TEXTBLOCK »
Bild: Bunte Blumen gegen das Vergessen: Festakt am Denkmal für die von den Naz…
Berlin taz | „Jemand muss sagen, was die Nazis mit den Sinti gemacht haben.
Das wissen viele heute immer noch nicht. Aber unsere Menschen sollen nicht
vergessen werden. Ich will, dass sie wissen, wie das ist, wenn man alles
verloren hat, was einem lieb war.“
Mit den Worten der [1][Deutschen Sintezza Zilli Schmidt] eröffnete
Bundespräsident Frank-Walter Steinmeier am Montag den Festakt anlässlich
des zehnten Jahrestags des Denkmals für die im Nationalsozialismus
ermordeten Sinti und Roma Europas in Berlin. Zilli Schmidt, „die
unermüdliche Kämpferin gegen Antiziganismus“, wie der Direktor der Stiftung
Denkmal für die ermordeten Juden Europas Uwe Neumärker sie beschrieb, starb
am Freitag im Alter von 98 Jahren.
„Hier im Berliner Tiergarten versprechen wir ihr ein ehrendes Gedenken zu
bewahren“, sagte Steinmeier. Das Denkmal erinnert an den Mord von mehr als
500.000 Angehörigen der Sinti- und Roma-Gruppen, die während des
Nationalsozialismus ermordet wurden. Eigentlich gab es bereits 1995 Pläne
für dessen Bau. Doch der Vorsitzende des Zentralrats Deutscher Sinti und
Roma, Romani Rose, wies sehr klar daraufhin, dass „27 Jahre lang Widerstand
überwunden werden musste“, bis das vom israelischen Künstler Dani Karavan
entworfene Wasserbecken 2012 endlich an die Öffentlichkeit übergeben wurde.

ZIEL A » Tippen Sie aus dem Textblock alles von „Das wissen viele“ bis hinunter zu „von 98 Jahren.“ unverändert ab.
ZIEL B » Wer hat laut dem Textblock das Wasserbecken des Denkmals entworfen?

BEREITGESTELLTE DATEN »

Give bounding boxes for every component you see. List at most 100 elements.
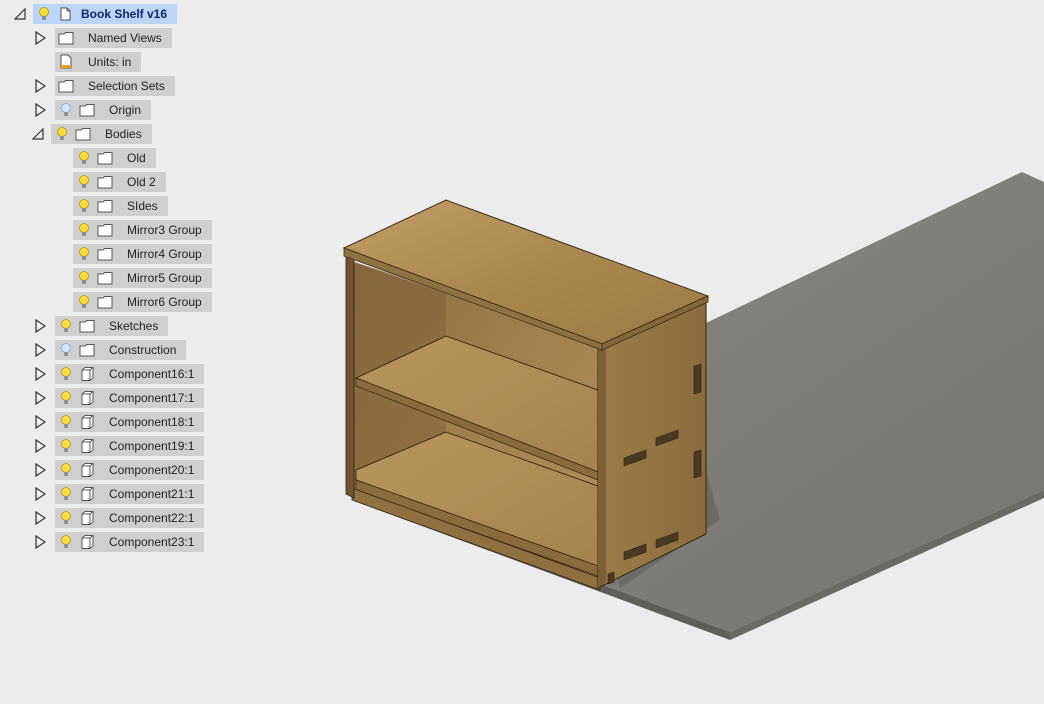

SCHRIFTLICHE LÖSUNG A »
Das wissen viele heute immer noch nicht. Aber unsere Menschen sollen nicht
vergessen werden. Ich will, dass sie wissen, wie das ist, wenn man alles
verloren hat, was einem lieb war.“
Mit den Worten der [1][Deutschen Sintezza Zilli Schmidt] eröffnete
Bundespräsident Frank-Walter Steinmeier am Montag den Festakt anlässlich
des zehnten Jahrestags des Denkmals für die im Nationalsozialismus
ermordeten Sinti und Roma Europas in Berlin. Zilli Schmidt, „die
unermüdliche Kämpferin gegen Antiziganismus“, wie der Direktor der Stiftung
Denkmal für die ermordeten Juden Europas Uwe Neumärker sie beschrieb, starb
am Freitag im Alter von 98 Jahren.

SCHRIFTLICHE LÖSUNG B » Der israelische Künstler Dani Karavan.